Reproduce every entry exactly as shown.

──────

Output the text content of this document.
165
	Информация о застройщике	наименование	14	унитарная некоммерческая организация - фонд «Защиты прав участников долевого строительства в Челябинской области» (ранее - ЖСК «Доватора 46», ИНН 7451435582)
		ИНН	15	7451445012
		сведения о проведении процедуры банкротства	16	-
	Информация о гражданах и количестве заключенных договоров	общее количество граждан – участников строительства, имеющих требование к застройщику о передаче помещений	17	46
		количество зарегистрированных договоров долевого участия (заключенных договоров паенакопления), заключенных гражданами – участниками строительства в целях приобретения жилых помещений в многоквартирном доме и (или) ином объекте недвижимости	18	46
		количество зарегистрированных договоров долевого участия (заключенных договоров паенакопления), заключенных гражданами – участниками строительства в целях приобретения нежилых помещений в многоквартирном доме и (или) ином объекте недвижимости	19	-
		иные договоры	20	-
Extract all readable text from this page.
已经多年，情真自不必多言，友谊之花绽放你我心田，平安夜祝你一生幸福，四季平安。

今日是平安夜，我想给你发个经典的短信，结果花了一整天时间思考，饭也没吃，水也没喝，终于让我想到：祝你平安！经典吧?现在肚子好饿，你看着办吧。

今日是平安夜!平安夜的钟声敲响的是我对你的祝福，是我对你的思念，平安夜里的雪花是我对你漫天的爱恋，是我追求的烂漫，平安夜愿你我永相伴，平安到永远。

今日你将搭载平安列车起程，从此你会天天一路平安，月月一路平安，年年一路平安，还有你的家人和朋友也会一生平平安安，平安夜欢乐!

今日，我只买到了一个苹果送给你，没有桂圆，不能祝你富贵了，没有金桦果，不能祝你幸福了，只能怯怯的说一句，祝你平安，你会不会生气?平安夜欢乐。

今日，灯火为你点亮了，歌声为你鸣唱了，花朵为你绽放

──────

## Solution for this exercise
Output the text content of this document.
165
	Информация о застройщике	наименование	14	унитарная некоммерческая организация - фонд «Защиты прав участников долевого строительства в Челябинской области» (ранее - ЖСК «Доватора 46», ИНН 7451435582)
		ИНН	15	7451445012
		сведения о проведении процедуры банкротства	16	-
	Информация о гражданах и количестве заключенных договоров	общее количество граждан – участников строительства, имеющих требование к застройщику о передаче помещений	17	46
		количество зарегистрированных договоров долевого участия (заключенных договоров паенакопления), заключенных гражданами – участниками строительства в целях приобретения жилых помещений в многоквартирном доме и (или) ином объекте недвижимости	18	46
		количество зарегистрированных договоров долевого участия (заключенных договоров паенакопления), заключенных гражданами – участниками строительства в целях приобретения нежилых помещений в многоквартирном доме и (или) ином объекте недвижимости	19	-
		иные договоры	20	-
Extract all readable text from this page.
已经多年，情真自不必多言，友谊之花绽放你我心田，平安夜祝你一生幸福，四季平安。

今日是平安夜，我想给你发个经典的短信，结果花了一整天时间思考，饭也没吃，水也没喝，终于让我想到：祝你平安！经典吧?现在肚子好饿，你看着办吧。

今日是平安夜!平安夜的钟声敲响的是我对你的祝福，是我对你的思念，平安夜里的雪花是我对你漫天的爱恋，是我追求的烂漫，平安夜愿你我永相伴，平安到永远。

今日你将搭载平安列车起程，从此你会天天一路平安，月月一路平安，年年一路平安，还有你的家人和朋友也会一生平平安安，平安夜欢乐!

今日，我只买到了一个苹果送给你，没有桂圆，不能祝你富贵了，没有金桦果，不能祝你幸福了，只能怯怯的说一句，祝你平安，你会不会生气?平安夜欢乐。

今日，灯火为你点亮了，歌声为你鸣唱了，花朵为你绽放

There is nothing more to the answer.